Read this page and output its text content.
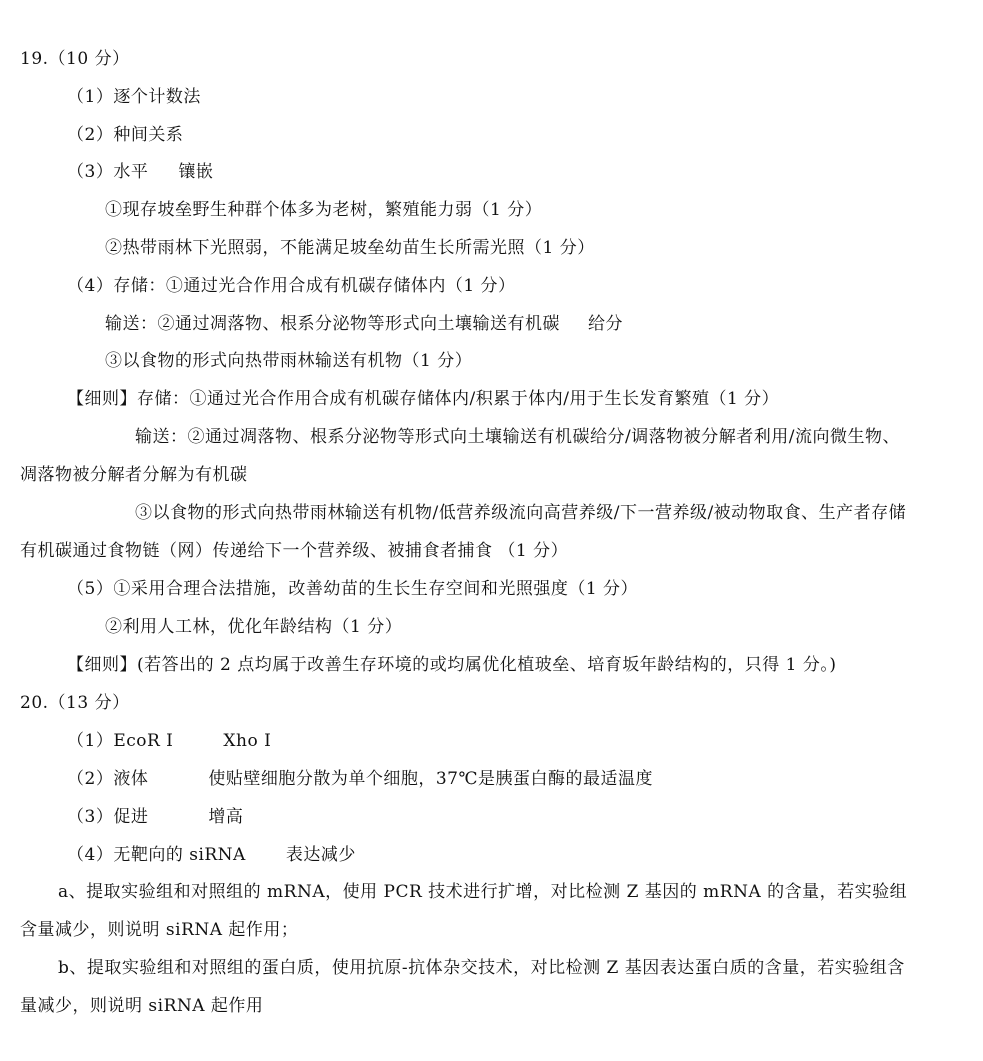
19.（10 分）
（1）逐个计数法
（2）种间关系
（3）水平 镶嵌
①现存坡垒野生种群个体多为老树，繁殖能力弱（1 分）
②热带雨林下光照弱，不能满足坡垒幼苗生长所需光照（1 分）
（4）存储：①通过光合作用合成有机碳存储体内（1 分）
输送：②通过凋落物、根系分泌物等形式向土壤输送有机碳 给分
③以食物的形式向热带雨林输送有机物（1 分）
【细则】存储：①通过光合作用合成有机碳存储体内/积累于体内/用于生长发育繁殖（1 分）
输送：②通过凋落物、根系分泌物等形式向土壤输送有机碳给分/调落物被分解者利用/流向微生物、
凋落物被分解者分解为有机碳
③以食物的形式向热带雨林输送有机物/低营养级流向高营养级/下一营养级/被动物取食、生产者存储
有机碳通过食物链（网）传递给下一个营养级、被捕食者捕食 （1 分）
（5）①采用合理合法措施，改善幼苗的生长生存空间和光照强度（1 分）
②利用人工林，优化年龄结构（1 分）
【细则】(若答出的 2 点均属于改善生存环境的或均属优化植玻垒、培育坂年龄结构的，只得 1 分。)
20.（13 分）
（1）EcoR I	Xho I
（2）液体	使贴壁细胞分散为单个细胞，37℃是胰蛋白酶的最适温度
（3）促进	增高
（4）无靶向的 siRNA 表达减少
a、提取实验组和对照组的 mRNA，使用 PCR 技术进行扩增，对比检测 Z 基因的 mRNA 的含量，若实验组
含量减少，则说明 siRNA 起作用；
b、提取实验组和对照组的蛋白质，使用抗原-抗体杂交技术，对比检测 Z 基因表达蛋白质的含量，若实验组含
量减少，则说明 siRNA 起作用
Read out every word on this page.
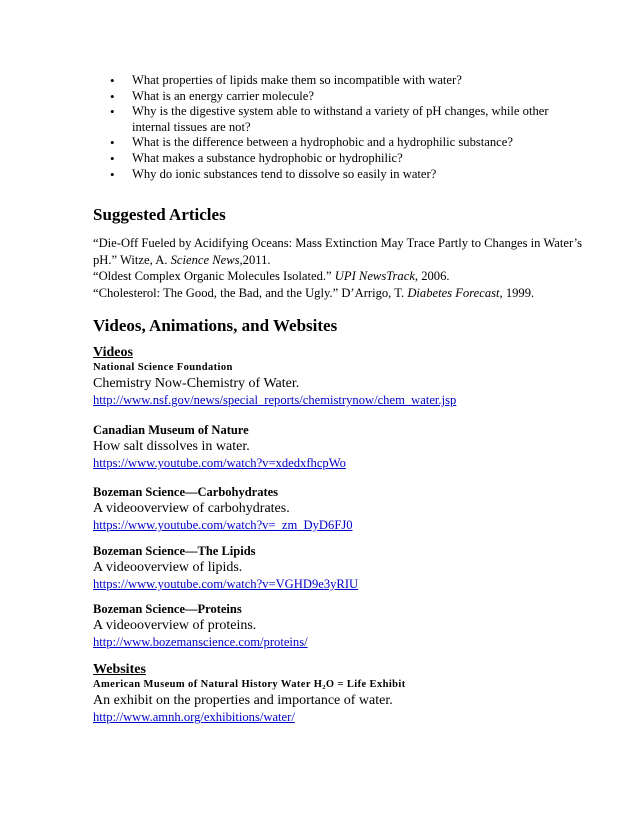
• What properties of lipids make them so incompatible with water?
• What is an energy carrier molecule?
• Why is the digestive system able to withstand a variety of pH changes, while other internal tissues are not?
• What is the difference between a hydrophobic and a hydrophilic substance?
• What makes a substance hydrophobic or hydrophilic?
• Why do ionic substances tend to dissolve so easily in water?
Suggested Articles

“Die-Off Fueled by Acidifying Oceans: Mass Extinction May Trace Partly to Changes in Water’s pH.” Witze, A. Science News,2011.

“Oldest Complex Organic Molecules Isolated.” UPI NewsTrack, 2006.

“Cholesterol: The Good, the Bad, and the Ugly.” D’Arrigo, T. Diabetes Forecast, 1999.

Videos, Animations, and Websites
Videos
National Science Foundation
Chemistry Now-Chemistry of Water.
http://www.nsf.gov/news/special_reports/chemistrynow/chem_water.jsp
Canadian Museum of Nature
How salt dissolves in water.
https://www.youtube.com/watch?v=xdedxfhcpWo
Bozeman Science—Carbohydrates
A videooverview of carbohydrates.
https://www.youtube.com/watch?v=_zm_DyD6FJ0
Bozeman Science—The Lipids
A videooverview of lipids.
https://www.youtube.com/watch?v=VGHD9e3yRIU
Bozeman Science—Proteins
A videooverview of proteins.
http://www.bozemanscience.com/proteins/
Websites
American Museum of Natural History Water H₂O = Life Exhibit
An exhibit on the properties and importance of water.
http://www.amnh.org/exhibitions/water/
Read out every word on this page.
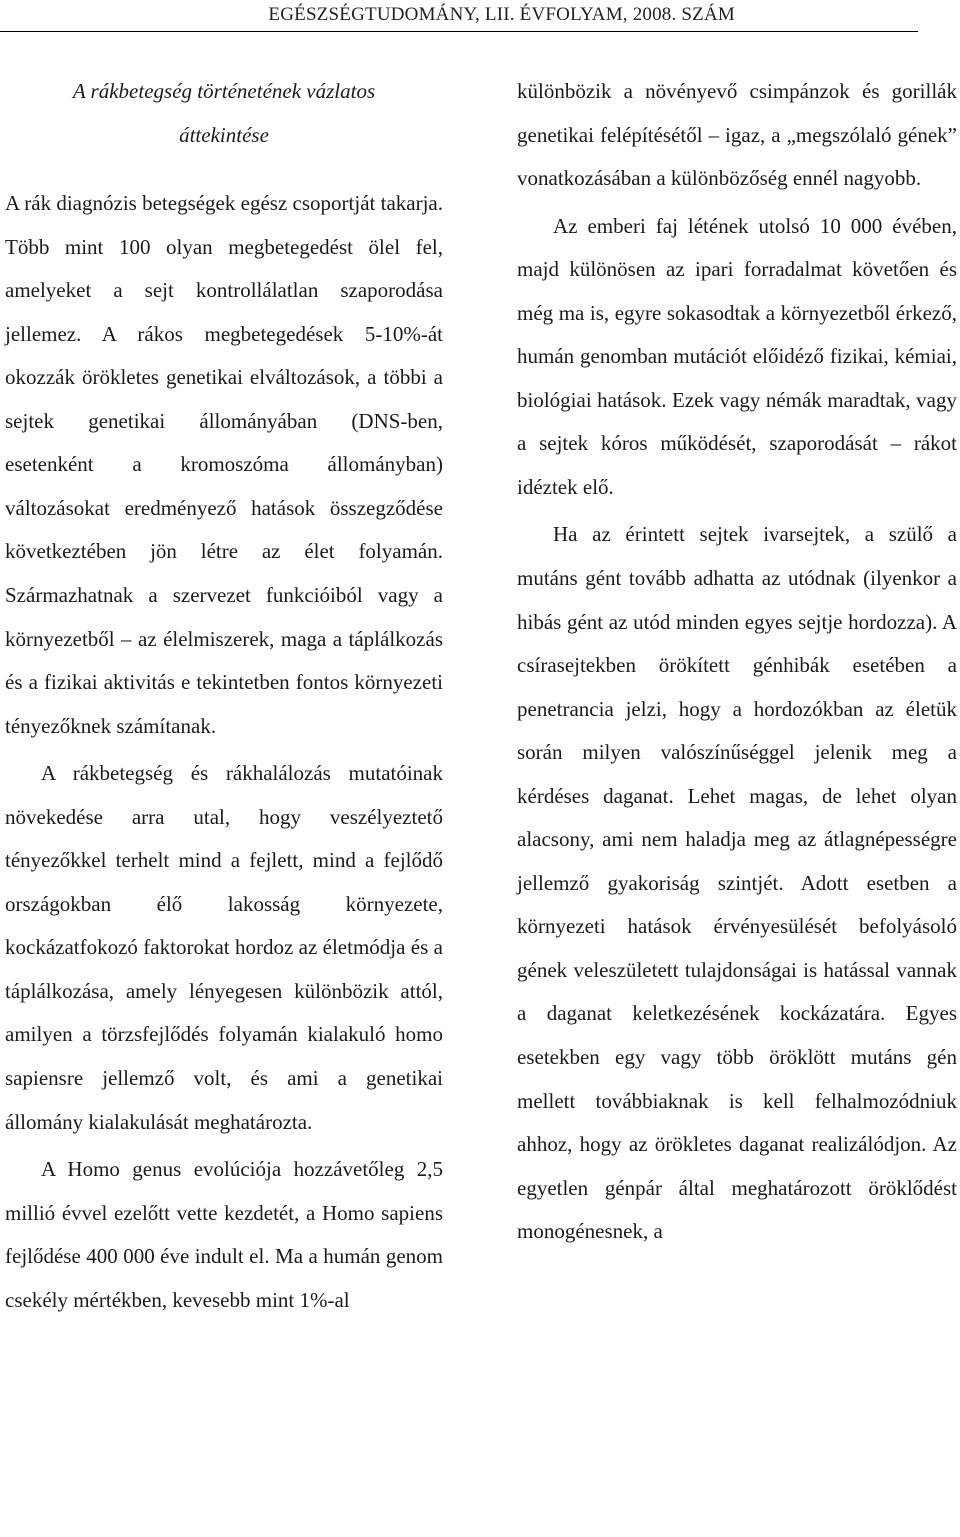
EGÉSZSÉGTUDOMÁNY, LII. ÉVFOLYAM, 2008. SZÁM
A rákbetegség történetének vázlatos
áttekintése

A rák diagnózis betegségek egész csoportját takarja. Több mint 100 olyan megbetegedést ölel fel, amelyeket a sejt kontrollálatlan szaporodása jellemez. A rákos megbetegedések 5-10%-át okozzák örökletes genetikai elváltozások, a többi a sejtek genetikai állományában (DNS-ben, esetenként a kromoszóma állományban) változásokat eredményező hatások összegződése következtében jön létre az élet folyamán. Származhatnak a szervezet funkcióiból vagy a környezetből – az élelmiszerek, maga a táplálkozás és a fizikai aktivitás e tekintetben fontos környezeti tényezőknek számítanak.

A rákbetegség és rákhalálozás mutatóinak növekedése arra utal, hogy veszélyeztető tényezőkkel terhelt mind a fejlett, mind a fejlődő országokban élő lakosság környezete, kockázatfokozó faktorokat hordoz az életmódja és a táplálkozása, amely lényegesen különbözik attól, amilyen a törzsfejlődés folyamán kialakuló homo sapiensre jellemző volt, és ami a genetikai állomány kialakulását meghatározta.

A Homo genus evolúciója hozzávetőleg 2,5 millió évvel ezelőtt vette kezdetét, a Homo sapiens fejlődése 400 000 éve indult el. Ma a humán genom csekély mértékben, kevesebb mint 1%-al

különbözik a növényevő csimpánzok és gorillák genetikai felépítésétől – igaz, a „megszólaló gének” vonatkozásában a különbözőség ennél nagyobb.

Az emberi faj létének utolsó 10 000 évében, majd különösen az ipari forradalmat követően és még ma is, egyre sokasodtak a környezetből érkező, humán genomban mutációt előidéző fizikai, kémiai, biológiai hatások. Ezek vagy némák maradtak, vagy a sejtek kóros működését, szaporodását – rákot idéztek elő.

Ha az érintett sejtek ivarsejtek, a szülő a mutáns gént tovább adhatta az utódnak (ilyenkor a hibás gént az utód minden egyes sejtje hordozza). A csírasejtekben örökített génhibák esetében a penetrancia jelzi, hogy a hordozókban az életük során milyen valószínűséggel jelenik meg a kérdéses daganat. Lehet magas, de lehet olyan alacsony, ami nem haladja meg az átlagnépességre jellemző gyakoriság szintjét. Adott esetben a környezeti hatások érvényesülését befolyásoló gének veleszületett tulajdonságai is hatással vannak a daganat keletkezésének kockázatára. Egyes esetekben egy vagy több öröklött mutáns gén mellett továbbiaknak is kell felhalmozódniuk ahhoz, hogy az örökletes daganat realizálódjon. Az egyetlen génpár által meghatározott öröklődést monogénesnek, a
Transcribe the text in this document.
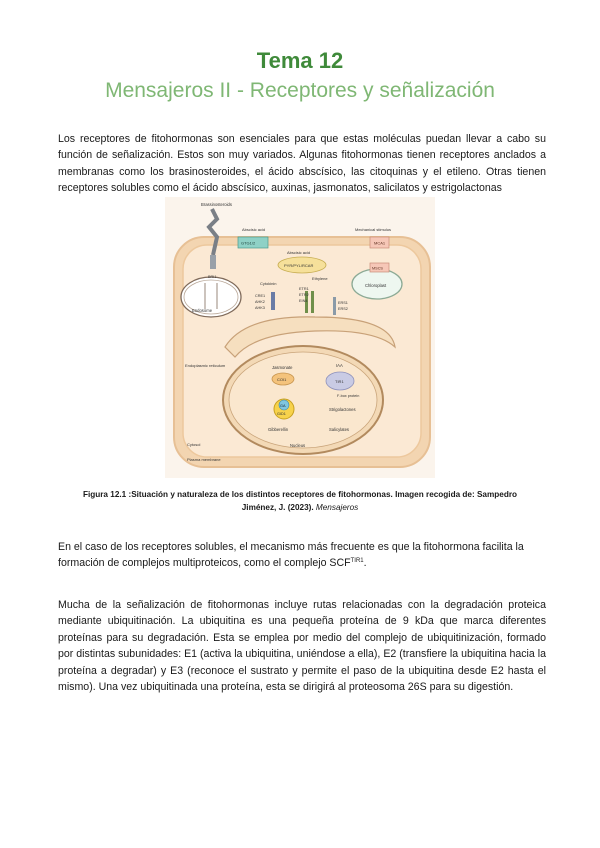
Tema 12
Mensajeros II - Receptores y señalización

Los receptores de fitohormonas son esenciales para que estas moléculas puedan llevar a cabo su función de señalización. Estos son muy variados. Algunas fitohormonas tienen receptores anclados a membranas como los brasinosteroides, el ácido abscísico, las citoquinas y el etileno. Otras tienen receptores solubles como el ácido abscísico, auxinas, jasmonatos, salicilatos y estrigolactonas

Brassinosteroids
BRI1
Abscisic acid
GTG1/2
Mechanical stimulus
MCA1
Abscisic acid
PYR/PYL/RCAR
MSCS
Chloroplast
Endosome
Cytokinin
CRE1
AHK2
AHK3
Ethylene
ETR1
ETR2
EIN4	ERS1
ERS2
Endoplasmic reticulum	Jasmonate	IAA
COI1	TIR1
F-box protein
GA
GID1
Strigolactones
Gibberellin	Salicylates
Nucleus
Cytosol
Plasma membrane
Figura 12.1 :Situación y naturaleza de los distintos receptores de fitohormonas. Imagen recogida de: Sampedro Jiménez, J. (2023). Mensajeros

En el caso de los receptores solubles, el mecanismo más frecuente es que la fitohormona facilita la formación de complejos multiproteicos, como el complejo $SCF^{TIR1}$.

Mucha de la señalización de fitohormonas incluye rutas relacionadas con la degradación proteica mediante ubiquitinación. La ubiquitina es una pequeña proteína de 9 kDa que marca diferentes proteínas para su degradación. Esta se emplea por medio del complejo de ubiquitinización, formado por distintas subunidades: E1 (activa la ubiquitina, uniéndose a ella), E2 (transfiere la ubiquitina hacia la proteína a degradar) y E3 (reconoce el sustrato y permite el paso de la ubiquitina desde E2 hasta el mismo). Una vez ubiquitinada una proteína, esta se dirigirá al proteosoma 26S para su digestión.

Instructions for the task | Using the material above, copy every line in which the string "③以食物的形式向热带雨林输送有机物" occurs.

Answer to the problem |
③以食物的形式向热带雨林输送有机物（1 分）
③以食物的形式向热带雨林输送有机物/低营养级流向高营养级/下一营养级/被动物取食、生产者存储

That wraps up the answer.